[Begin MATERIALS PROVIDED]

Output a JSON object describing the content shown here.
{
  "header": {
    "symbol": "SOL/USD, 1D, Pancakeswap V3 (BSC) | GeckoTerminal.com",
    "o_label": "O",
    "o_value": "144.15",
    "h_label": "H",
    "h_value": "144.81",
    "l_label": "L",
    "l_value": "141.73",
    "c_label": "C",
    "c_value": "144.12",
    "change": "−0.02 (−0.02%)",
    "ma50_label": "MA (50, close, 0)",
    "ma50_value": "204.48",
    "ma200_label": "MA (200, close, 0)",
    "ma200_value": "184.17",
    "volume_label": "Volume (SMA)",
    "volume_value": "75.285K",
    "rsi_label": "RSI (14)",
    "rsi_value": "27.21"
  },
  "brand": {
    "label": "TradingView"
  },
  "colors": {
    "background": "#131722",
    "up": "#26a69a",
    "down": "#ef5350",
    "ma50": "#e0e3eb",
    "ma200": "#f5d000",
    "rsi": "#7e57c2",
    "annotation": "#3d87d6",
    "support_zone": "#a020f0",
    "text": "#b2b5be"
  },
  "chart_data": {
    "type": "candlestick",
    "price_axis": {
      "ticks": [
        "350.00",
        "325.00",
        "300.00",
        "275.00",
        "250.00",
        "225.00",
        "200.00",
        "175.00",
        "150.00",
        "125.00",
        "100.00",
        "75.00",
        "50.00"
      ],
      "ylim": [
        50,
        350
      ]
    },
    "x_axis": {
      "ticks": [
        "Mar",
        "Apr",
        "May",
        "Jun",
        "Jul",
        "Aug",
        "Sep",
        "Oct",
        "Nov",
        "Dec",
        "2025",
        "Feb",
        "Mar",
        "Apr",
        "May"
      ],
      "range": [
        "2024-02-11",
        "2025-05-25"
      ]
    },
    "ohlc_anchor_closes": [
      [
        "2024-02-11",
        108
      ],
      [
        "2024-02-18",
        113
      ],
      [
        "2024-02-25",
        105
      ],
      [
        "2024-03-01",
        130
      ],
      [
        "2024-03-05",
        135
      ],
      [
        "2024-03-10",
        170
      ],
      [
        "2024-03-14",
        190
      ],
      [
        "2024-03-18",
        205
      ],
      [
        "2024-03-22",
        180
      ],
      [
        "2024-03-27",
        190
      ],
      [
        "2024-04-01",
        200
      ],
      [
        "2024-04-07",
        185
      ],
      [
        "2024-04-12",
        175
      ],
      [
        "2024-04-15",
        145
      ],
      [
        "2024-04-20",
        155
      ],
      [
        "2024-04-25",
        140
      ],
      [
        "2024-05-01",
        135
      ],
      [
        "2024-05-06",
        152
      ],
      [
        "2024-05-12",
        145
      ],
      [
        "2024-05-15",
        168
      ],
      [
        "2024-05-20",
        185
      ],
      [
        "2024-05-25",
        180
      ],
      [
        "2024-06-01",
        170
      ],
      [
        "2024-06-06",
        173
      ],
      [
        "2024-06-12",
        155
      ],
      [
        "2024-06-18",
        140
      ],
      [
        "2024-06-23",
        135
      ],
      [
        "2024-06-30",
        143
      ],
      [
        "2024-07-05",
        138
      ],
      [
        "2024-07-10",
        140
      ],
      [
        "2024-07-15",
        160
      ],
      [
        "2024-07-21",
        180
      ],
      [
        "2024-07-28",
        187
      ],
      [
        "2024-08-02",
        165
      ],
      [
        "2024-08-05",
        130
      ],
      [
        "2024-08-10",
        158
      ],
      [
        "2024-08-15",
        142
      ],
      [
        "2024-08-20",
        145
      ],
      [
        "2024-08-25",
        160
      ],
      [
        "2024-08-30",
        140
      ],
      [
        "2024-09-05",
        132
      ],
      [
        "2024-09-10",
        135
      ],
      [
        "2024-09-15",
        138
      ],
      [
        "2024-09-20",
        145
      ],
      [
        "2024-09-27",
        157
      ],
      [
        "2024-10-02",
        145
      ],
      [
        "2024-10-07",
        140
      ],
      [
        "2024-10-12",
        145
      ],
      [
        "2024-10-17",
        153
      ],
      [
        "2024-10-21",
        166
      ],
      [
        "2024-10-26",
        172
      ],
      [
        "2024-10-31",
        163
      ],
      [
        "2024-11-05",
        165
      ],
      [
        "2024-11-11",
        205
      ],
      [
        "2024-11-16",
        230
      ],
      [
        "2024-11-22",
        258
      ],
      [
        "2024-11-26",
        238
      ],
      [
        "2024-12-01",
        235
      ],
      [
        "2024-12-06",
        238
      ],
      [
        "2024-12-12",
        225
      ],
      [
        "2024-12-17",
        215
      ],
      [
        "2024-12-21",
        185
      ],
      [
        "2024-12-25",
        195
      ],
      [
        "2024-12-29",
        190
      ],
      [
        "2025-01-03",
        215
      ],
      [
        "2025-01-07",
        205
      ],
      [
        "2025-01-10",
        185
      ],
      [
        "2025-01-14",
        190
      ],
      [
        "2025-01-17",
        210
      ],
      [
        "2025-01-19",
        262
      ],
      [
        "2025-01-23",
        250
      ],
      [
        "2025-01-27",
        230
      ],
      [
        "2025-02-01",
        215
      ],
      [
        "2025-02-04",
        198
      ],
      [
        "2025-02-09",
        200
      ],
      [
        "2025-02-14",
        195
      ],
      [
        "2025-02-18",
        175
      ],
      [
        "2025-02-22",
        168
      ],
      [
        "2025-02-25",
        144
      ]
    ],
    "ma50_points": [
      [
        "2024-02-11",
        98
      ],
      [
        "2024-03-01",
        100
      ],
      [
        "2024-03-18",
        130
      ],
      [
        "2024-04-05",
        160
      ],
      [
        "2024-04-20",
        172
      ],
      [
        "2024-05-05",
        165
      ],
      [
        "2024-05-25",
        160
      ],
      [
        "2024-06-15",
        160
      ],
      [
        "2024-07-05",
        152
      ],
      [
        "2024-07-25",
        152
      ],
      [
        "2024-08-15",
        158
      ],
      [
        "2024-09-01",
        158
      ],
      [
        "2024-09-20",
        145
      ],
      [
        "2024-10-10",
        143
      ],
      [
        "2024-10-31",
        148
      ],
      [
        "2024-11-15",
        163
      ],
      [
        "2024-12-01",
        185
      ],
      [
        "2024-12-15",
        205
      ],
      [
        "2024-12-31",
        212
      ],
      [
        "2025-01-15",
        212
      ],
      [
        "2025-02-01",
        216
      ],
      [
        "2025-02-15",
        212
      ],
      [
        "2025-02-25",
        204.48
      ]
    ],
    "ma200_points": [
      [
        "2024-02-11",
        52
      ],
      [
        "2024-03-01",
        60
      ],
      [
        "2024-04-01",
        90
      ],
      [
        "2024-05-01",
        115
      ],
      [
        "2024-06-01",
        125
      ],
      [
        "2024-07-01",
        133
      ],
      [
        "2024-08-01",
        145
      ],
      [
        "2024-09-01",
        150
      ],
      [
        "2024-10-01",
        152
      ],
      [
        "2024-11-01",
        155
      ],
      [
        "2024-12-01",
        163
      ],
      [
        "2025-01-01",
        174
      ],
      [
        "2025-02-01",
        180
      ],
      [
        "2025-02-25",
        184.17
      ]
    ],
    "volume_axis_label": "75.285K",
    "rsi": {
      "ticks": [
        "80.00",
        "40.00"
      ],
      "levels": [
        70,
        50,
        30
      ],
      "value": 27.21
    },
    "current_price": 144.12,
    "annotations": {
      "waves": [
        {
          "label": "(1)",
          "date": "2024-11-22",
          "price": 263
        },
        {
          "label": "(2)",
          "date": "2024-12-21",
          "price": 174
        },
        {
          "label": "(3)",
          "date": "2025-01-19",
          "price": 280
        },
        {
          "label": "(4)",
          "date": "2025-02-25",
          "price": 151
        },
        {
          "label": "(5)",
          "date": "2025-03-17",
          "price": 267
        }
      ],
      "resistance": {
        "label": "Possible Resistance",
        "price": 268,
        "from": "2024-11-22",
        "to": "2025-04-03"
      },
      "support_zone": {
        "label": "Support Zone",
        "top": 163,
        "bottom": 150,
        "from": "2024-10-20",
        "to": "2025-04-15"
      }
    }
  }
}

[End MATERIALS PROVIDED]

EXERCISE INSTRUCTIONS: Collect every line with the string "date" from the records, and copy each.

WRITTEN ANSWER:
          "date": "2024-11-22",
          "date": "2024-12-21",
          "date": "2025-01-19",
          "date": "2025-02-25",
          "date": "2025-03-17",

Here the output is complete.